> What is required:
Show each line in the items below that contains the word "only".

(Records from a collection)
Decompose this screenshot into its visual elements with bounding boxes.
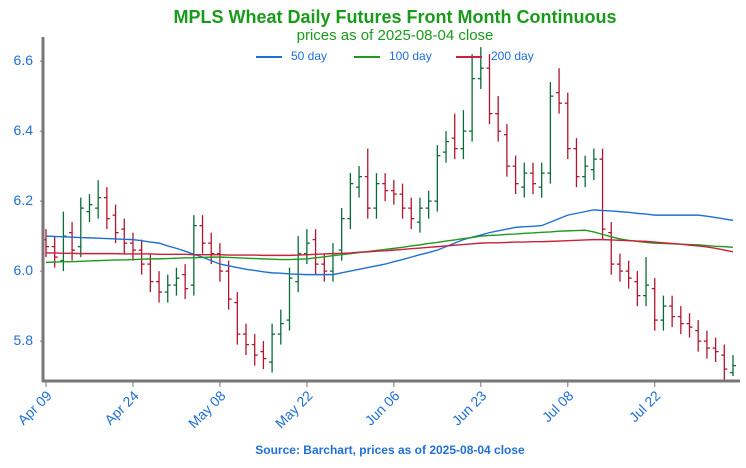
y-tick-label: 6.0 <box>14 262 34 278</box>
plot-area <box>43 47 736 380</box>
legend-label: 200 day <box>491 49 534 63</box>
y-tick-label: 5.8 <box>14 332 34 348</box>
x-tick-label: Jul 08 <box>539 387 577 425</box>
y-tick-label: 6.4 <box>14 122 34 138</box>
source-note: Source: Barchart, prices as of 2025-08-0… <box>255 443 525 457</box>
x-tick-label: Jun 06 <box>362 387 403 428</box>
ma-line <box>45 229 734 264</box>
legend-label: 50 day <box>291 49 327 63</box>
y-tick-label: 6.2 <box>14 192 34 208</box>
x-tick-label: Jun 23 <box>449 387 490 428</box>
chart-title: MPLS Wheat Daily Futures Front Month Con… <box>174 7 617 27</box>
ma-line <box>46 238 734 257</box>
x-tick-label: May 22 <box>272 387 316 431</box>
chart-subtitle: prices as of 2025-08-04 close <box>297 27 494 44</box>
x-tick-label: Jul 22 <box>626 387 664 425</box>
legend-label: 100 day <box>389 49 432 63</box>
x-tick-label: Apr 09 <box>14 387 55 428</box>
ma-line <box>45 209 734 276</box>
y-tick-label: 6.6 <box>14 52 34 68</box>
x-tick-label: May 08 <box>185 387 229 431</box>
x-tick-label: Apr 24 <box>101 387 142 428</box>
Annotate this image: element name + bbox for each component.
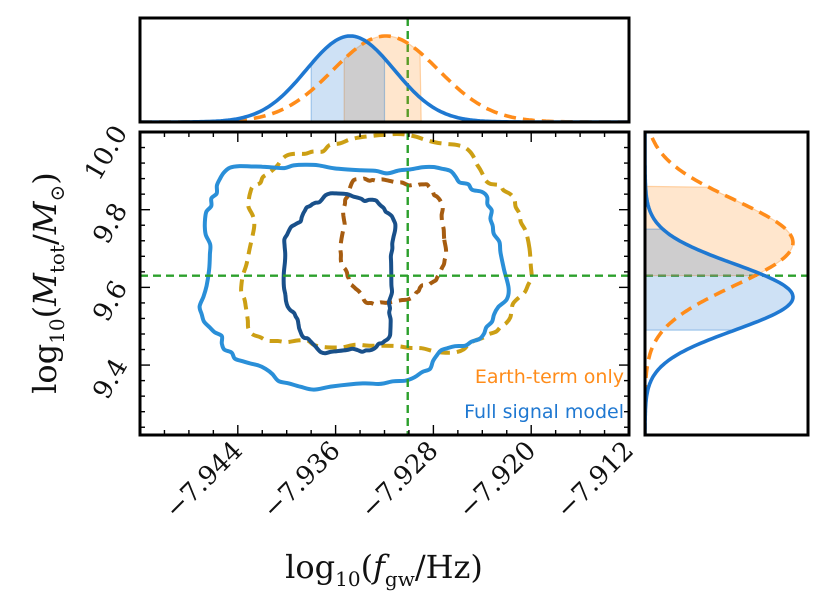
y-tick-label: 9.4 xyxy=(87,354,134,405)
x-tick-label: −7.920 xyxy=(453,436,542,525)
y-tick-label: 10.0 xyxy=(79,121,134,186)
y-tick-label: 9.8 xyxy=(87,198,134,249)
contour-full-signal-1sigma xyxy=(281,191,398,356)
right-frame xyxy=(643,130,810,437)
x-tick-labels: −7.944 −7.936 −7.928 −7.920 −7.912 xyxy=(159,436,639,525)
top-frame xyxy=(138,16,631,124)
y-marginal-panel xyxy=(643,130,810,437)
main-frame xyxy=(138,130,631,437)
joint-posterior-panel: Earth-term only Full signal model xyxy=(138,18,808,437)
y-axis-label: log10(Mtot/M⊙) xyxy=(26,172,69,394)
x-tick-label: −7.936 xyxy=(257,436,346,525)
contour-earth-term-2sigma xyxy=(239,132,534,355)
x-axis-label: log10(fgw/Hz) xyxy=(285,548,483,591)
legend-earth-term: Earth-term only xyxy=(475,366,624,388)
contour-group xyxy=(197,132,534,392)
x-marginal-curves xyxy=(140,34,629,122)
truth-lines xyxy=(140,18,808,435)
y-tick-labels: 9.4 9.6 9.8 10.0 xyxy=(79,121,134,405)
contour-full-signal-2sigma xyxy=(197,162,511,392)
x-tick-label: −7.928 xyxy=(355,436,444,525)
contour-earth-term-1sigma xyxy=(338,176,449,307)
main-ticks xyxy=(139,131,630,435)
y-tick-label: 9.6 xyxy=(87,276,134,327)
x-tick-label: −7.912 xyxy=(551,436,640,525)
y-marginal-curve xyxy=(645,132,795,435)
legend-full-signal: Full signal model xyxy=(464,401,624,423)
y-marginal-curves xyxy=(645,132,795,435)
x-marginal-panel xyxy=(138,16,631,124)
x-tick-label: −7.944 xyxy=(159,436,248,525)
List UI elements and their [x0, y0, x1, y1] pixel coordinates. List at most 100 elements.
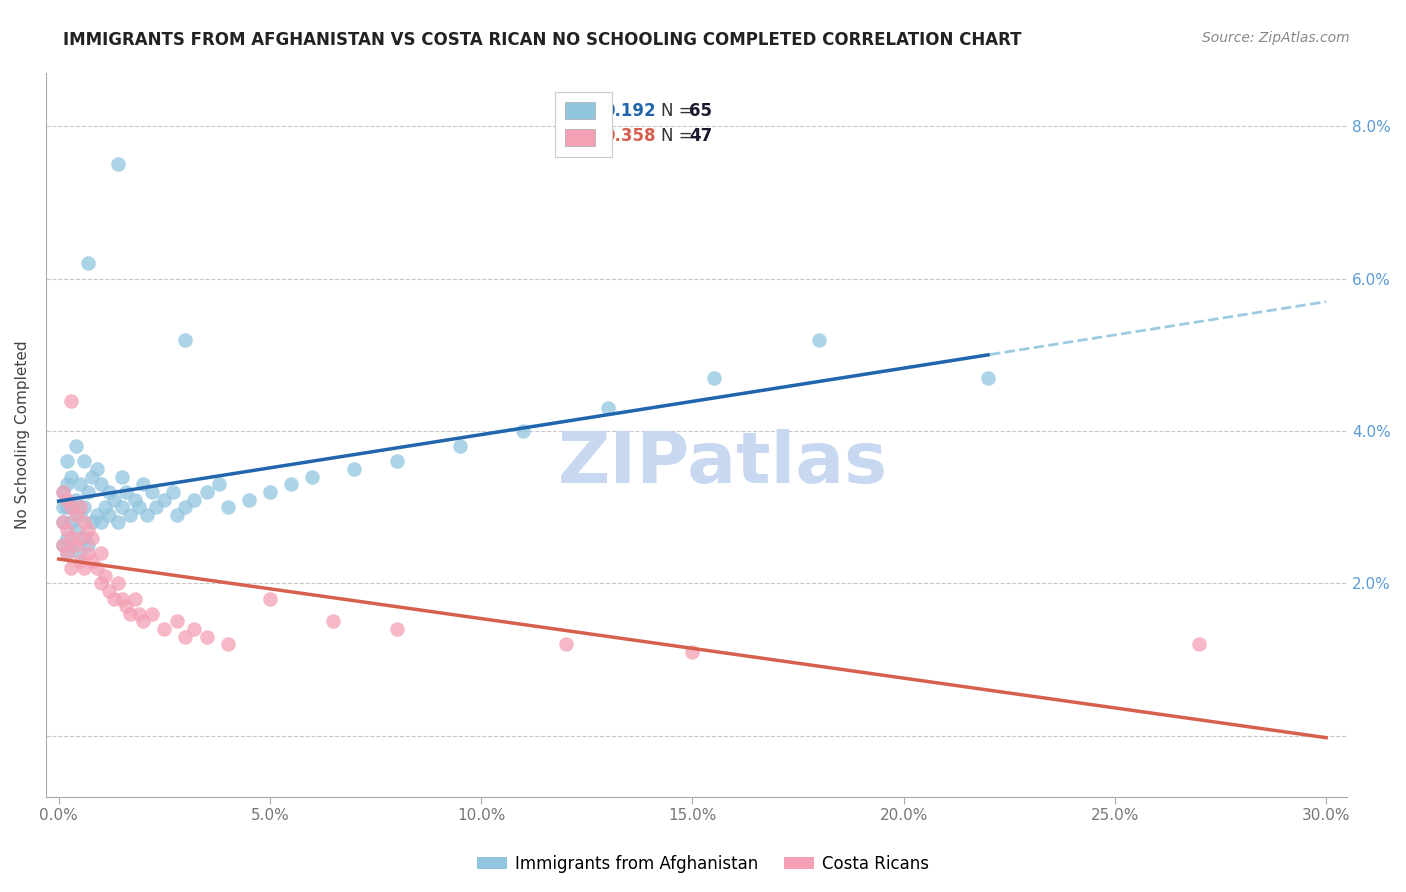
Point — [86, 462, 108, 476]
Point — [98, 584, 121, 599]
Point — [153, 492, 176, 507]
Point — [73, 531, 96, 545]
Point — [120, 508, 142, 522]
Point — [77, 538, 100, 552]
Point — [77, 523, 100, 537]
Point — [56, 492, 79, 507]
Text: R = -: R = - — [560, 128, 602, 145]
Text: R =: R = — [560, 102, 602, 120]
Point — [82, 531, 104, 545]
Point — [153, 622, 176, 636]
Point — [808, 333, 831, 347]
Point — [60, 500, 83, 515]
Point — [73, 561, 96, 575]
Point — [702, 370, 724, 384]
Point — [69, 508, 91, 522]
Point — [69, 546, 91, 560]
Point — [52, 516, 75, 530]
Point — [449, 439, 471, 453]
Point — [217, 500, 239, 515]
Point — [977, 370, 1000, 384]
Point — [115, 599, 138, 614]
Point — [69, 531, 91, 545]
Point — [60, 531, 83, 545]
Point — [90, 516, 112, 530]
Point — [60, 393, 83, 408]
Point — [136, 508, 159, 522]
Point — [94, 568, 117, 582]
Point — [86, 561, 108, 575]
Point — [322, 615, 344, 629]
Point — [174, 630, 197, 644]
Point — [183, 492, 205, 507]
Point — [56, 477, 79, 491]
Point — [52, 538, 75, 552]
Point — [554, 637, 576, 651]
Point — [681, 645, 703, 659]
Point — [111, 591, 134, 606]
Point — [385, 622, 408, 636]
Point — [259, 485, 281, 500]
Point — [103, 492, 125, 507]
Point — [69, 553, 91, 567]
Point — [183, 622, 205, 636]
Point — [120, 607, 142, 621]
Point — [65, 492, 87, 507]
Point — [128, 607, 150, 621]
Point — [77, 485, 100, 500]
Point — [94, 500, 117, 515]
Point — [141, 607, 163, 621]
Point — [166, 615, 188, 629]
Point — [82, 469, 104, 483]
Point — [98, 485, 121, 500]
Point — [60, 516, 83, 530]
Point — [343, 462, 366, 476]
Point — [60, 500, 83, 515]
Text: 65: 65 — [689, 102, 711, 120]
Point — [69, 500, 91, 515]
Point — [56, 523, 79, 537]
Point — [77, 256, 100, 270]
Point — [111, 469, 134, 483]
Point — [60, 538, 83, 552]
Point — [141, 485, 163, 500]
Point — [60, 469, 83, 483]
Point — [73, 454, 96, 468]
Point — [107, 157, 129, 171]
Point — [90, 576, 112, 591]
Point — [82, 553, 104, 567]
Point — [195, 485, 218, 500]
Point — [385, 454, 408, 468]
Point — [90, 477, 112, 491]
Point — [124, 591, 146, 606]
Point — [52, 485, 75, 500]
Point — [162, 485, 184, 500]
Point — [56, 546, 79, 560]
Point — [301, 469, 323, 483]
Point — [111, 500, 134, 515]
Point — [90, 546, 112, 560]
Point — [132, 477, 155, 491]
Point — [128, 500, 150, 515]
Point — [69, 477, 91, 491]
Point — [52, 485, 75, 500]
Text: 47: 47 — [689, 128, 711, 145]
Point — [56, 546, 79, 560]
Point — [73, 500, 96, 515]
Point — [52, 516, 75, 530]
Y-axis label: No Schooling Completed: No Schooling Completed — [15, 341, 30, 529]
Point — [56, 454, 79, 468]
Point — [56, 500, 79, 515]
Point — [82, 516, 104, 530]
Point — [56, 531, 79, 545]
Point — [77, 546, 100, 560]
Text: Source: ZipAtlas.com: Source: ZipAtlas.com — [1202, 31, 1350, 45]
Point — [107, 576, 129, 591]
Point — [65, 523, 87, 537]
Legend: , : , — [555, 92, 612, 157]
Point — [103, 591, 125, 606]
Point — [65, 538, 87, 552]
Point — [73, 516, 96, 530]
Point — [107, 516, 129, 530]
Point — [98, 508, 121, 522]
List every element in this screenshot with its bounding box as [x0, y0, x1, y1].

> Expected answer:
joint-posterior-panel: Earth-term only Full signal model xyxy=(138,18,808,437)
legend-earth-term: Earth-term only xyxy=(475,366,624,388)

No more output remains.